Figure collection entries:
● ● ● ● ●

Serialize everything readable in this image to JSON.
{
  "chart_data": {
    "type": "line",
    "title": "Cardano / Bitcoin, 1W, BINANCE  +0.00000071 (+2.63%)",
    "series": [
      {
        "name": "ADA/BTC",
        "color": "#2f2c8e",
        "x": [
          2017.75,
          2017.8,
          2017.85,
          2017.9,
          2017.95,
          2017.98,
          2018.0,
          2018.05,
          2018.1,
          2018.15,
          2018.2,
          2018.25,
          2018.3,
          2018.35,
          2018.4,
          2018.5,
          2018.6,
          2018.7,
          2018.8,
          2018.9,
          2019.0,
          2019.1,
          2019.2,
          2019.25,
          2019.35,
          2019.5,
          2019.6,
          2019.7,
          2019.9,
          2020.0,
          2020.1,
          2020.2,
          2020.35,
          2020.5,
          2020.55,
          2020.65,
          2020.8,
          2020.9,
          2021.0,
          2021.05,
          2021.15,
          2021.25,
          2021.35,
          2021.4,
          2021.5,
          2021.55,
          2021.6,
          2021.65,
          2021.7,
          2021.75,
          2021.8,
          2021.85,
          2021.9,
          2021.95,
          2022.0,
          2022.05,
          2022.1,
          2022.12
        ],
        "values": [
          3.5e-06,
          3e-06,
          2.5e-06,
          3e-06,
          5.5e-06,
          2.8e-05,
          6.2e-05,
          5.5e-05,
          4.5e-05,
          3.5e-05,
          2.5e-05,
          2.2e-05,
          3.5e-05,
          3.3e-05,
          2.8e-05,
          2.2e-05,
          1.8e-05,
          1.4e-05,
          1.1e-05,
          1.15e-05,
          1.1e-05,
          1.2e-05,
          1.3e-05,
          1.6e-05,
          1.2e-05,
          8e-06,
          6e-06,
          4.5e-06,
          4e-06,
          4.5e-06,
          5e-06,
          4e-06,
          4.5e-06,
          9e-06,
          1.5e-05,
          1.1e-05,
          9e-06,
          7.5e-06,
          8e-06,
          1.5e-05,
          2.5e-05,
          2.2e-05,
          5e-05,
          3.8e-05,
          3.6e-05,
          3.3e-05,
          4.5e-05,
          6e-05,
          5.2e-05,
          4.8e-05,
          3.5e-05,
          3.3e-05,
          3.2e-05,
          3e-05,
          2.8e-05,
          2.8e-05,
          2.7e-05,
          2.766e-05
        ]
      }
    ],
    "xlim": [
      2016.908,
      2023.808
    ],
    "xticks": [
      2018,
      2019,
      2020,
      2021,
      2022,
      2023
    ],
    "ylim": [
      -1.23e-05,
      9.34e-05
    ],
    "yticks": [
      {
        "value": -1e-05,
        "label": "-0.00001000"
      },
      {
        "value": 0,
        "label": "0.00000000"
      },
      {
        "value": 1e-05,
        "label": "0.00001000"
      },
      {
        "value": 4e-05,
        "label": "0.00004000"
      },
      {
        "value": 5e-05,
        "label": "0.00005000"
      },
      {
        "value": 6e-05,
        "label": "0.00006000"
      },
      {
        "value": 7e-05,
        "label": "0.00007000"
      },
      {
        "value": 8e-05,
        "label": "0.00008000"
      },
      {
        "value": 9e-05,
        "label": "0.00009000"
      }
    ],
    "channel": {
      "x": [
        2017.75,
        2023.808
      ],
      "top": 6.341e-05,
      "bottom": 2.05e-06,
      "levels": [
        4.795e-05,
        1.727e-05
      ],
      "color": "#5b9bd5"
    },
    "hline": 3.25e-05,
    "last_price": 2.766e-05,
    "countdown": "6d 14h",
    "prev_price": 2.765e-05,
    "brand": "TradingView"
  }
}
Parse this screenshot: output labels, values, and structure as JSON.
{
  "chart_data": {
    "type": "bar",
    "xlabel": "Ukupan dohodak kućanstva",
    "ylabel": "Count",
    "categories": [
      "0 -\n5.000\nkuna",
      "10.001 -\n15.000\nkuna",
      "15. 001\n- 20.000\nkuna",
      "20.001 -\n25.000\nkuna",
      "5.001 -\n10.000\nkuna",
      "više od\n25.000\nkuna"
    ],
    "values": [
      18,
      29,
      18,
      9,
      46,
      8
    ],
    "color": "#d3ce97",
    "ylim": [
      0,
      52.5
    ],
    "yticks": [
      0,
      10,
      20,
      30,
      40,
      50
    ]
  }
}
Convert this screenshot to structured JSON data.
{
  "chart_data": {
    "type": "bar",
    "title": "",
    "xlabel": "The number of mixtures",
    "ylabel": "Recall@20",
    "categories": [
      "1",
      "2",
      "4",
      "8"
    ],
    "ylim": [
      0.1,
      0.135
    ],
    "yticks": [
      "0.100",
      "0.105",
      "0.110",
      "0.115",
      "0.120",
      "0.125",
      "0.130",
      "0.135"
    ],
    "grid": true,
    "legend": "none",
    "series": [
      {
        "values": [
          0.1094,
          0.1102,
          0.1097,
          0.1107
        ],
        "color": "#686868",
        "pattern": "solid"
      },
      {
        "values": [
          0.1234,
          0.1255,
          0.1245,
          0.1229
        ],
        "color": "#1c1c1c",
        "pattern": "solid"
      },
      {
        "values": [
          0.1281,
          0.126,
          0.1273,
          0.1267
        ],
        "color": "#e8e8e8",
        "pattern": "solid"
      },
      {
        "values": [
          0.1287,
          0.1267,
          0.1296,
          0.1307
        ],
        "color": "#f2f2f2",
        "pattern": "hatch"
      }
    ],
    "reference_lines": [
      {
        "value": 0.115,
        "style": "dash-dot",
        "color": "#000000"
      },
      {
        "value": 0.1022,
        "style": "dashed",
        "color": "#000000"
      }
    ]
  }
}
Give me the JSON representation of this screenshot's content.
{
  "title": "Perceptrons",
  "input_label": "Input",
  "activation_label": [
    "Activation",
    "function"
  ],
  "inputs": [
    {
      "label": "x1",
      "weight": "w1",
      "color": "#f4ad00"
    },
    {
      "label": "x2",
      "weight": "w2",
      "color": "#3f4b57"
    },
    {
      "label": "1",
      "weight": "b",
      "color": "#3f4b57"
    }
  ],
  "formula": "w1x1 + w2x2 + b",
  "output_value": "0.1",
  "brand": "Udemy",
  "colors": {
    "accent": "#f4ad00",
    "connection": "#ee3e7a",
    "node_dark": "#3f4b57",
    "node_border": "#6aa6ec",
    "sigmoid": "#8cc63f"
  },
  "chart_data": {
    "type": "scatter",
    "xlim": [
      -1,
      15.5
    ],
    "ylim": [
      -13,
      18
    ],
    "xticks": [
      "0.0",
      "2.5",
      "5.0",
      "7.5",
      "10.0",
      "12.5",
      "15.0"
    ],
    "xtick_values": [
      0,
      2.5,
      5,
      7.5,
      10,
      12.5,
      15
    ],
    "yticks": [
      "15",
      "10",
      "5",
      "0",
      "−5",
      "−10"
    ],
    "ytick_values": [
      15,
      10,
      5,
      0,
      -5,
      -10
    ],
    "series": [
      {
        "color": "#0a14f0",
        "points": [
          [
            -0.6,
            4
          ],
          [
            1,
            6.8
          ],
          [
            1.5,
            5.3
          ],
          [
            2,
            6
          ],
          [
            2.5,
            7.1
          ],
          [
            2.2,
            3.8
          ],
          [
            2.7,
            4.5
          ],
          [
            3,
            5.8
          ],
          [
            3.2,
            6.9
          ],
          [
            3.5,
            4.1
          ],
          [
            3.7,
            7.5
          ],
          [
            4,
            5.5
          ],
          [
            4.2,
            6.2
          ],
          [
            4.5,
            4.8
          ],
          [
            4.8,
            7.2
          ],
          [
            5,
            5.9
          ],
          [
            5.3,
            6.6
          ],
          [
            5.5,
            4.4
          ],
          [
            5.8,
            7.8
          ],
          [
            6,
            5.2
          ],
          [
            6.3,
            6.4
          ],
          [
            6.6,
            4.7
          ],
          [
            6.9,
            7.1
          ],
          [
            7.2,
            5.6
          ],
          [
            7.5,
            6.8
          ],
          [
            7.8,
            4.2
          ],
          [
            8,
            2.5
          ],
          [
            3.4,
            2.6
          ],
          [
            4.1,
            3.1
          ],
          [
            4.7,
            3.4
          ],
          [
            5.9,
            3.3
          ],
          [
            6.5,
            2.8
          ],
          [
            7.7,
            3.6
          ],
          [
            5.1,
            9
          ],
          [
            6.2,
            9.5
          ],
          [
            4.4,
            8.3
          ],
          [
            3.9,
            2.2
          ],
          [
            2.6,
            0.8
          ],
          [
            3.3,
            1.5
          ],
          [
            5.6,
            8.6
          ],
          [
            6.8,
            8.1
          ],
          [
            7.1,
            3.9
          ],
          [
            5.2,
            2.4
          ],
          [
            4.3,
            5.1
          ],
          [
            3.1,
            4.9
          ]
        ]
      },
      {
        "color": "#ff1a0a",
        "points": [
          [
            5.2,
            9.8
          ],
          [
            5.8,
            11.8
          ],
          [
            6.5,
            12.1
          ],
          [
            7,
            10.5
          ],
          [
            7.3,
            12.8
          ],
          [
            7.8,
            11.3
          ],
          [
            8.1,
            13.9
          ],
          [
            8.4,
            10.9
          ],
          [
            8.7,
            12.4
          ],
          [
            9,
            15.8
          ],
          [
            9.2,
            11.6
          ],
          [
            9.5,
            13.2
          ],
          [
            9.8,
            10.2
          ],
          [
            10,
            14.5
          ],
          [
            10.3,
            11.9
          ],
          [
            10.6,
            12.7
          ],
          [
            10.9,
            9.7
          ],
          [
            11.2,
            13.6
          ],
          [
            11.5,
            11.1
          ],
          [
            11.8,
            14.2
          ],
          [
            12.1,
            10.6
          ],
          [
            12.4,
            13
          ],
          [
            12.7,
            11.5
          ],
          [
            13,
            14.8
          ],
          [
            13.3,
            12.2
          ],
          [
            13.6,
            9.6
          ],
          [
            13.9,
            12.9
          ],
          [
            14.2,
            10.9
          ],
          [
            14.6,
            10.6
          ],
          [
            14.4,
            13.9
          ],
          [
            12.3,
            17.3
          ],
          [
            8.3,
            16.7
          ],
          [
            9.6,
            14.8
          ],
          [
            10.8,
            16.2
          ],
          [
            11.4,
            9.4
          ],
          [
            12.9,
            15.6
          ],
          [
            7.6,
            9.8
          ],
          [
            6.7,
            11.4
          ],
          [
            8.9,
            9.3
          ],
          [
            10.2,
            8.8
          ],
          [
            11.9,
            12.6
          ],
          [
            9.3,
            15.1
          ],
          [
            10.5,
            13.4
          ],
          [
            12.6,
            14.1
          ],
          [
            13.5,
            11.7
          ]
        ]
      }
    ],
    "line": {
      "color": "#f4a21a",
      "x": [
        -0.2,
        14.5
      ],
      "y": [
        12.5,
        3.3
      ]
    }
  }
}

● ● ● ● ●

* AIM OF THE EXERCISE *
Which lines above contain "this"? Show each of them.

* FULL RESPONSE *
Serialize everything readable in this image to JSON.
Parse this screenshot: output labels, values, and structure as JSON.
Convert this screenshot to structured JSON data.
Give me the JSON representation of this screenshot's content.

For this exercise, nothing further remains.